• _Work to do_
Below are records; work out how many of their lines hold the string "rectangles" and give that number alone.

[begin Information shown]

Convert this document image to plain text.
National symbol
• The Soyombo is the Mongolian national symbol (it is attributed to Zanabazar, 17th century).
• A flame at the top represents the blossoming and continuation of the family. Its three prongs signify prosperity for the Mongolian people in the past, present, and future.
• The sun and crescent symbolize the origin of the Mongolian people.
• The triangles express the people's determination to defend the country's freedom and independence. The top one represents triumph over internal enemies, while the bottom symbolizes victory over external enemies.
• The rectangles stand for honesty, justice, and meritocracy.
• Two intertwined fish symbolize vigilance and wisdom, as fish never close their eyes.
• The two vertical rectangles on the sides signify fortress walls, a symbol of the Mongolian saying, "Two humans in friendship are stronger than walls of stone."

[end Information shown]

• _In response_
2